- _Extract provided_
=======

# Eric's Guitars banner...



## darren (Dec 13, 2006)

Uh... scroll down...

Is that _supposed_ to be there? Not that i'm complaining, but the banners really shouldn't be NSFW... at least avatars and sigs can be turned off.


----------



## Metal Ken (Dec 13, 2006)

?
It just says "Erics Guitars.com"

Whats NWS About it?


----------



## Steve (Dec 13, 2006)

It looks ok to me, as well.


----------



## The Dark Wolf (Dec 13, 2006)

No problems on my end, either.


----------



## Oguz286 (Dec 13, 2006)

Uhm, it looks like a banner? What's the matter with it?


----------



## Makelele (Dec 13, 2006)

Looks completely normal to me. You sure you haven't got some adware or something?


----------



## Chris (Dec 13, 2006)

Aye, that banner is stored on my server:

http://www.sevenstring.org/forum/images/banners/egbanner.jpg

So it never changes. WTF are you talking about, you filthy canuck?


----------



## Naren (Dec 13, 2006)

What's wrong with it?  It just says "Eric's Guitars." Is the name "Eric" not safe for work in Canada? If so, I'll have to remember never to go on a business trip to Canada.


----------



## Jeff (Dec 13, 2006)

well, if you tilt your head to the left and squint, you can see a boob. Okay, that's probably just me. I can see a boob in my imagination just about anytime I want.

=======

- _Items_
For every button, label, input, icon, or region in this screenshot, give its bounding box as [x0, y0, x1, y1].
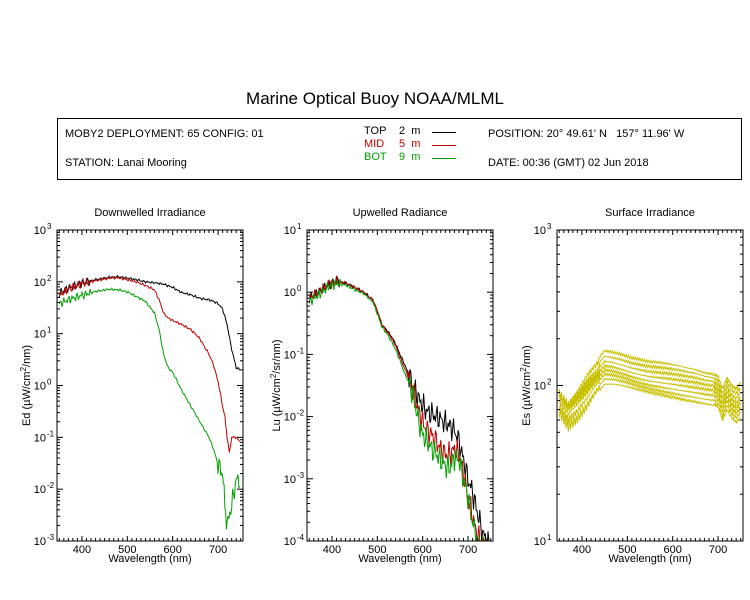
- surface-series-line: [558, 348, 741, 408]
- y-tick-label: 10: [284, 536, 296, 548]
- surface-series-line: [558, 359, 741, 411]
- y-tick-exponent: -4: [297, 533, 305, 542]
- plot-frame: [56, 229, 244, 542]
- x-tick-label: 600: [164, 544, 182, 556]
- legend-bot-line: [432, 158, 456, 159]
- plot-area: [58, 274, 241, 530]
- surface-series-line: [558, 355, 741, 410]
- x-tick-label: 700: [709, 544, 727, 556]
- chart-1: Downwelled Irradiance 400 500 600 700 Wavelen…: [19, 207, 244, 565]
- y-tick-label: 10: [284, 225, 296, 237]
- plot-area: [308, 275, 490, 541]
- chart-title: Upwelled Radiance: [353, 207, 448, 219]
- plot-frame: [306, 229, 494, 542]
- x-tick-label: 400: [73, 544, 91, 556]
- chart-3: Surface Irradiance 400 500 600 700 Wavelength…: [519, 207, 744, 565]
- x-tick-label: 500: [368, 544, 386, 556]
- y-tick-label: 10: [534, 536, 546, 548]
- x-tick-label: 500: [118, 544, 136, 556]
- series-top-line: [58, 274, 241, 371]
- x-axis-label: Wavelength (nm): [108, 553, 191, 565]
- y-tick-exponent: -1: [297, 346, 305, 355]
- chart-title: Downwelled Irradiance: [94, 207, 205, 219]
- x-axis-label: Wavelength (nm): [608, 553, 691, 565]
- y-tick-exponent: 3: [47, 222, 52, 231]
- series-mid-line: [308, 275, 485, 541]
- y-tick-exponent: 1: [547, 533, 552, 542]
- series-mid-line: [58, 276, 241, 453]
- y-tick-exponent: -3: [297, 471, 305, 480]
- y-tick-exponent: 1: [47, 326, 52, 335]
- x-axis-label: Wavelength (nm): [358, 553, 441, 565]
- deployment-text: MOBY2 DEPLOYMENT: 65 CONFIG: 01: [65, 128, 264, 140]
- y-tick-label: 10: [34, 381, 46, 393]
- y-tick-label: 10: [284, 287, 296, 299]
- series-bot-line: [58, 287, 241, 530]
- y-tick-label: 10: [34, 432, 46, 444]
- y-tick-exponent: 0: [297, 284, 302, 293]
- page-title: Marine Optical Buoy NOAA/MLML: [246, 89, 504, 108]
- y-axis-label: Es (µW/cm2/nm): [519, 345, 533, 425]
- x-tick-label: 600: [414, 544, 432, 556]
- station-text: STATION: Lanai Mooring: [65, 157, 187, 169]
- y-tick-label: 10: [284, 474, 296, 486]
- y-tick-exponent: 2: [47, 274, 52, 283]
- legend-mid-depth: 5 m: [399, 138, 421, 150]
- y-tick-label: 10: [34, 225, 46, 237]
- y-tick-exponent: 2: [547, 378, 552, 387]
- y-tick-exponent: 3: [547, 222, 552, 231]
- plot-area: [558, 348, 741, 432]
- y-tick-exponent: -3: [47, 533, 55, 542]
- legend-bot-label: BOT: [364, 151, 387, 163]
- x-tick-label: 700: [209, 544, 227, 556]
- y-tick-exponent: -2: [47, 481, 55, 490]
- series-top-line: [308, 276, 490, 541]
- x-tick-label: 600: [664, 544, 682, 556]
- legend-mid-line: [432, 145, 456, 146]
- position-text: POSITION: 20° 49.61' N 157° 11.96' W: [488, 128, 685, 140]
- y-tick-label: 10: [534, 381, 546, 393]
- x-tick-label: 400: [323, 544, 341, 556]
- legend-top-label: TOP: [364, 125, 387, 137]
- date-text: DATE: 00:36 (GMT) 02 Jun 2018: [488, 157, 649, 169]
- x-tick-label: 500: [618, 544, 636, 556]
- y-tick-label: 10: [534, 225, 546, 237]
- legend-bot-depth: 9 m: [399, 151, 421, 163]
- legend-top-line: [432, 132, 456, 133]
- x-tick-label: 700: [459, 544, 477, 556]
- y-tick-label: 10: [284, 412, 296, 424]
- y-axis-label: Ed (µW/cm2/nm): [19, 345, 33, 426]
- y-tick-exponent: 1: [297, 222, 302, 231]
- y-tick-label: 10: [34, 484, 46, 496]
- y-tick-exponent: -2: [297, 409, 305, 418]
- chart-title: Surface Irradiance: [605, 207, 695, 219]
- y-tick-exponent: 0: [47, 378, 52, 387]
- surface-series-line: [558, 377, 741, 424]
- y-axis-label: Lu (µW/cm2/sr/nm): [269, 339, 283, 431]
- y-tick-label: 10: [34, 329, 46, 341]
- chart-2: Upwelled Radiance 400 500 600 700 Wavelength …: [269, 207, 494, 565]
- info-box: MOBY2 DEPLOYMENT: 65 CONFIG: 01 STATION:…: [57, 118, 742, 180]
- surface-series-line: [558, 383, 741, 432]
- y-tick-label: 10: [284, 349, 296, 361]
- y-tick-label: 10: [34, 536, 46, 548]
- y-tick-label: 10: [34, 277, 46, 289]
- legend-top-depth: 2 m: [399, 125, 421, 137]
- y-tick-exponent: -1: [47, 429, 55, 438]
- x-tick-label: 400: [573, 544, 591, 556]
- series-bot-line: [308, 278, 484, 541]
- legend-mid-label: MID: [364, 138, 385, 150]
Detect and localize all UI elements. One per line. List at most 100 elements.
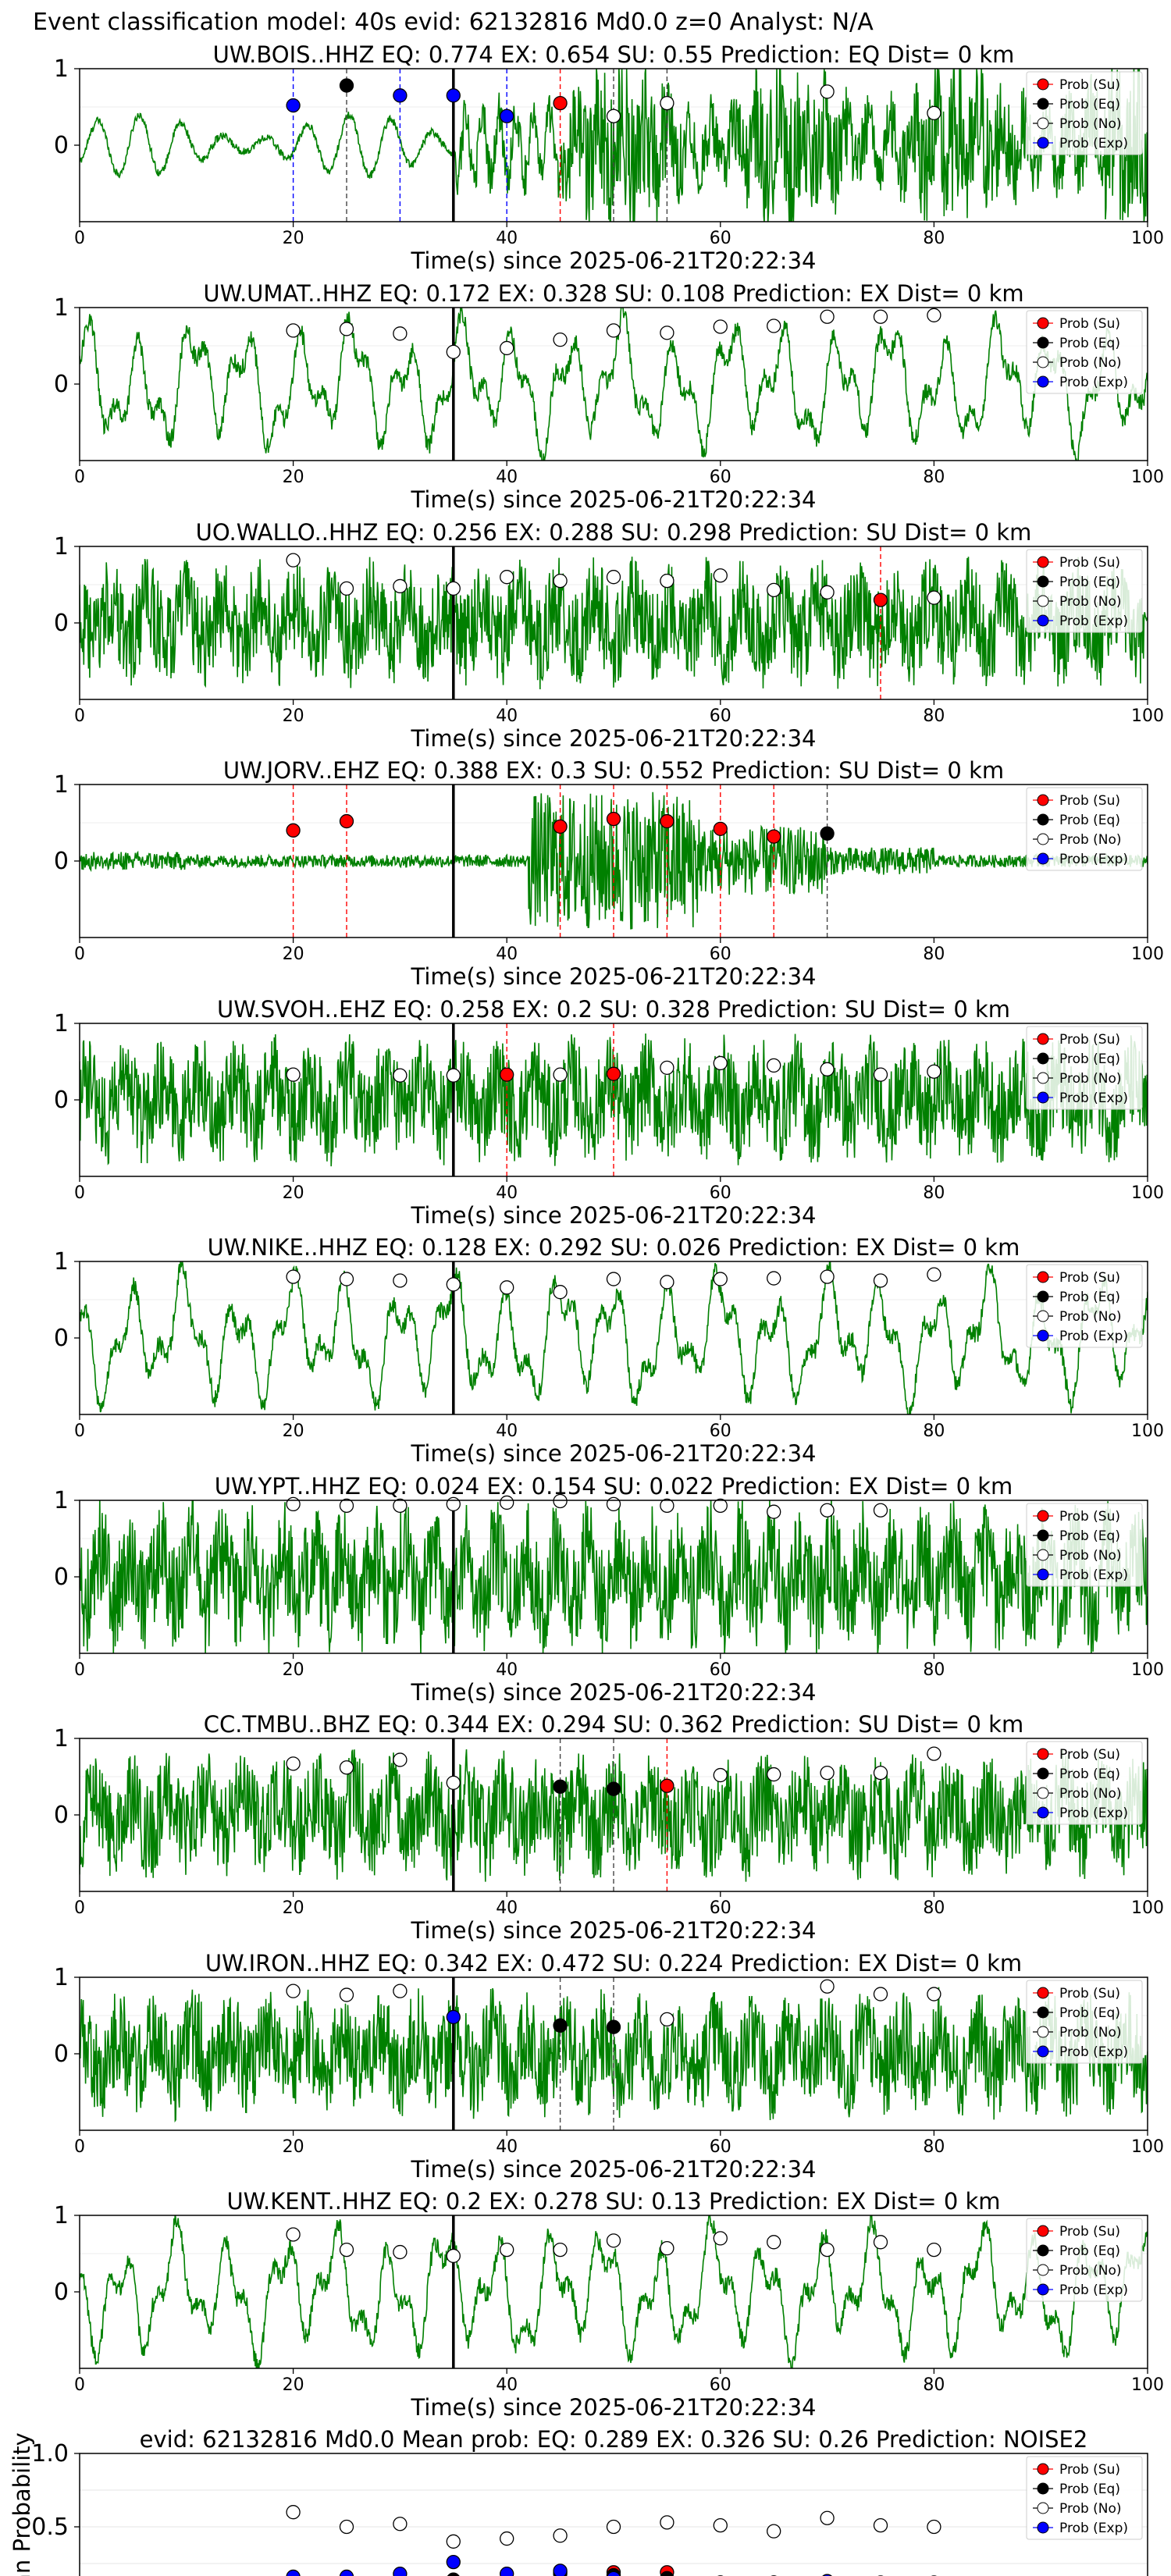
prob-point-no (660, 326, 674, 340)
prob-point-no (446, 1068, 461, 1083)
legend: Prob (Su) Prob (Eq) Prob (No) Prob (Exp) (1026, 1980, 1143, 2064)
legend-marker-exp (1037, 1568, 1049, 1581)
legend-label-eq: Prob (Eq) (1059, 1528, 1120, 1544)
xtick-label: 60 (710, 1421, 731, 1441)
waveform-line (80, 557, 1148, 690)
xtick-label: 20 (283, 2375, 304, 2395)
mean-point-no (820, 2510, 835, 2525)
legend-label-exp: Prob (Exp) (1059, 2282, 1128, 2298)
prob-point-no (339, 322, 354, 336)
panel-title: UW.IRON..HHZ EQ: 0.342 EX: 0.472 SU: 0.2… (205, 1950, 1022, 1976)
panel-8: CC.TMBU..BHZ EQ: 0.344 EX: 0.294 SU: 0.3… (54, 1711, 1164, 1944)
legend-label-su: Prob (Su) (1059, 1509, 1120, 1525)
xtick-label: 0 (74, 1660, 85, 1680)
prob-point-no (339, 1498, 354, 1514)
prob-point-no (927, 1064, 941, 1079)
legend-marker-exp (1037, 2521, 1049, 2534)
xtick-label: 0 (74, 945, 85, 964)
legend-marker-eq (1037, 98, 1049, 110)
legend-label-no: Prob (No) (1059, 2263, 1122, 2279)
prob-point-no (446, 1775, 461, 1790)
prob-point-no (660, 95, 674, 111)
panel-7: UW.YPT..HHZ EQ: 0.024 EX: 0.154 SU: 0.02… (54, 1473, 1164, 1706)
legend-box (1026, 310, 1143, 394)
prob-point-eq (820, 826, 835, 841)
xtick-label: 100 (1131, 2375, 1164, 2395)
ytick-label: 0 (54, 1564, 69, 1591)
legend-label-eq: Prob (Eq) (1059, 336, 1120, 351)
xtick-label: 40 (496, 1421, 518, 1441)
legend-label-no: Prob (No) (1059, 2025, 1122, 2041)
prob-point-no (927, 590, 941, 605)
prob-point-no (286, 323, 301, 338)
ytick-label: 1 (54, 1487, 69, 1514)
legend-label-no: Prob (No) (1059, 1786, 1122, 1802)
xtick-label: 0 (74, 706, 85, 726)
legend-box (1026, 1026, 1143, 1110)
xtick-label: 20 (283, 1660, 304, 1680)
xaxis-label: Time(s) since 2025-06-21T20:22:34 (411, 1917, 817, 1944)
panel-title: UW.YPT..HHZ EQ: 0.024 EX: 0.154 SU: 0.02… (215, 1473, 1013, 1500)
panel-6: UW.NIKE..HHZ EQ: 0.128 EX: 0.292 SU: 0.0… (54, 1234, 1164, 1467)
panel-title: UW.SVOH..EHZ EQ: 0.258 EX: 0.2 SU: 0.328… (217, 996, 1010, 1023)
panels-container: UW.BOIS..HHZ EQ: 0.774 EX: 0.654 SU: 0.5… (9, 41, 1164, 2576)
panel-title: UW.NIKE..HHZ EQ: 0.128 EX: 0.292 SU: 0.0… (208, 1234, 1020, 1261)
legend-label-su: Prob (Su) (1059, 77, 1120, 93)
prob-point-no (500, 1280, 514, 1295)
prob-point-su (553, 95, 568, 111)
mean-point-exp (286, 2569, 301, 2576)
xtick-label: 40 (496, 2137, 518, 2157)
mean-point-no (606, 2519, 621, 2535)
prob-point-su (553, 819, 568, 834)
mean-point-eq (447, 2572, 460, 2576)
prob-point-su (339, 813, 354, 829)
prob-point-no (393, 1984, 408, 1998)
mean-point-exp (607, 2571, 621, 2576)
legend-box (1026, 1503, 1143, 1587)
prob-point-no (713, 1498, 728, 1514)
panel-title: UW.KENT..HHZ EQ: 0.2 EX: 0.278 SU: 0.13 … (226, 2188, 1000, 2215)
prob-point-no (553, 1285, 568, 1300)
legend-label-exp: Prob (Exp) (1059, 852, 1128, 867)
prob-point-su (660, 813, 674, 829)
legend-marker-no (1037, 1072, 1049, 1084)
legend-label-eq: Prob (Eq) (1059, 1051, 1120, 1067)
legend-box (1026, 71, 1143, 155)
mean-point-no (660, 2515, 674, 2530)
prob-point-no (927, 308, 941, 322)
legend: Prob (Su) Prob (Eq) Prob (No) Prob (Exp) (1026, 71, 1143, 155)
legend: Prob (Su) Prob (Eq) Prob (No) Prob (Exp) (1026, 2218, 1143, 2302)
xaxis-label: Time(s) since 2025-06-21T20:22:34 (411, 247, 817, 274)
prob-point-no (446, 581, 461, 596)
xtick-label: 80 (923, 468, 945, 487)
mean-point-eq (660, 2571, 674, 2576)
mean-point-exp (446, 2554, 461, 2570)
prob-point-no (927, 2242, 941, 2258)
legend: Prob (Su) Prob (Eq) Prob (No) Prob (Exp) (1026, 1026, 1143, 1110)
xtick-label: 100 (1131, 945, 1164, 964)
legend-label-su: Prob (Su) (1059, 1032, 1120, 1048)
xtick-label: 40 (496, 945, 518, 964)
mean-point-exp (393, 2567, 408, 2576)
prob-point-no (767, 1767, 781, 1782)
ytick-label: 1 (54, 1725, 69, 1752)
panel-title: UW.UMAT..HHZ EQ: 0.172 EX: 0.328 SU: 0.1… (203, 280, 1023, 307)
mean-point-no (393, 2517, 408, 2532)
xtick-label: 20 (283, 1183, 304, 1203)
legend-marker-su (1037, 317, 1049, 329)
mean-point-no (446, 2534, 461, 2549)
prob-point-no (446, 1277, 461, 1292)
xtick-label: 80 (923, 229, 945, 248)
legend-label-su: Prob (Su) (1059, 1270, 1120, 1286)
legend: Prob (Su) Prob (Eq) Prob (No) Prob (Exp) (1026, 2456, 1143, 2540)
panel-1: UW.BOIS..HHZ EQ: 0.774 EX: 0.654 SU: 0.5… (54, 41, 1164, 274)
prob-point-no (393, 1273, 408, 1288)
xtick-label: 100 (1131, 706, 1164, 726)
panel-title: CC.TMBU..BHZ EQ: 0.344 EX: 0.294 SU: 0.3… (204, 1711, 1023, 1738)
panel-title: UW.BOIS..HHZ EQ: 0.774 EX: 0.654 SU: 0.5… (213, 41, 1015, 68)
xtick-label: 100 (1131, 1421, 1164, 1441)
legend-marker-no (1037, 2502, 1049, 2514)
xtick-label: 60 (710, 1660, 731, 1680)
waveform-line (80, 308, 1148, 461)
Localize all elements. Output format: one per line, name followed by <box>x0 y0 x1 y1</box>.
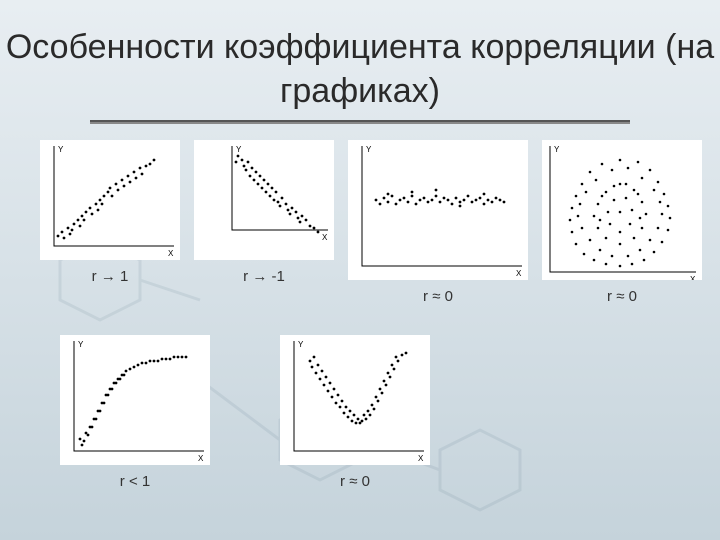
chart-cell-2: YX r → -1 <box>194 140 334 305</box>
chart-label: r < 1 <box>120 473 150 490</box>
svg-text:X: X <box>322 233 328 242</box>
scatter-chart-r-zero-horizontal: YX <box>348 140 528 280</box>
chart-cell-3: YX r ≈ 0 <box>348 140 528 305</box>
svg-text:X: X <box>198 454 204 463</box>
chart-row-1: YX r → 1 YX r → -1 YX r ≈ 0 YX r ≈ 0 <box>40 140 702 305</box>
chart-label: r → 1 <box>92 268 129 285</box>
svg-text:Y: Y <box>236 145 242 154</box>
svg-text:Y: Y <box>366 145 372 154</box>
chart-cell-5: YX r < 1 <box>60 335 210 490</box>
chart-cell-4: YX r ≈ 0 <box>542 140 702 305</box>
scatter-chart-r-to-1: YX <box>40 140 180 260</box>
chart-label: r ≈ 0 <box>423 288 453 305</box>
chart-cell-6: YX r ≈ 0 <box>280 335 430 490</box>
scatter-chart-r-zero-parabola: YX <box>280 335 430 465</box>
svg-text:Y: Y <box>554 145 560 154</box>
slide: Особенности коэффициента корреляции (на … <box>0 0 720 540</box>
chart-label: r → -1 <box>243 268 285 285</box>
svg-text:Y: Y <box>58 145 64 154</box>
svg-text:X: X <box>418 454 424 463</box>
scatter-chart-r-to-neg1: YX <box>194 140 334 260</box>
svg-text:X: X <box>690 275 696 280</box>
chart-label: r ≈ 0 <box>607 288 637 305</box>
svg-text:X: X <box>516 269 522 278</box>
svg-text:X: X <box>168 249 174 258</box>
chart-label: r ≈ 0 <box>340 473 370 490</box>
chart-row-2: YX r < 1 YX r ≈ 0 <box>60 335 702 490</box>
slide-title: Особенности коэффициента корреляции (на … <box>0 26 720 113</box>
chart-cell-1: YX r → 1 <box>40 140 180 305</box>
svg-text:Y: Y <box>78 340 84 349</box>
scatter-chart-r-zero-circular: YX <box>542 140 702 280</box>
scatter-chart-r-less-1: YX <box>60 335 210 465</box>
svg-text:Y: Y <box>298 340 304 349</box>
title-underline <box>90 120 630 122</box>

=======

- _Problems and tasks_
1/ In the forum thread about the Eric's Guitars banner, why does Chris say the banner could not have changed? Answer in one to three sentences.
2/ Answer these from the forum thread about the Eric's Guitars banner:
(a) What text does Metal Ken say the banner shows?
(b) Which poster asks whether darren might have adware?
(c) According to darren, what can be turned off, unlike the banners?

- _Solved problems_
1/ Chris says the banner is stored on his own server, at http://www.sevenstring.org/forum/images/banners/egbanner.jpg. Because of that, it never changes.

2/
(a) "Erics Guitars.com"
(b) Makelele
(c) Avatars and sigs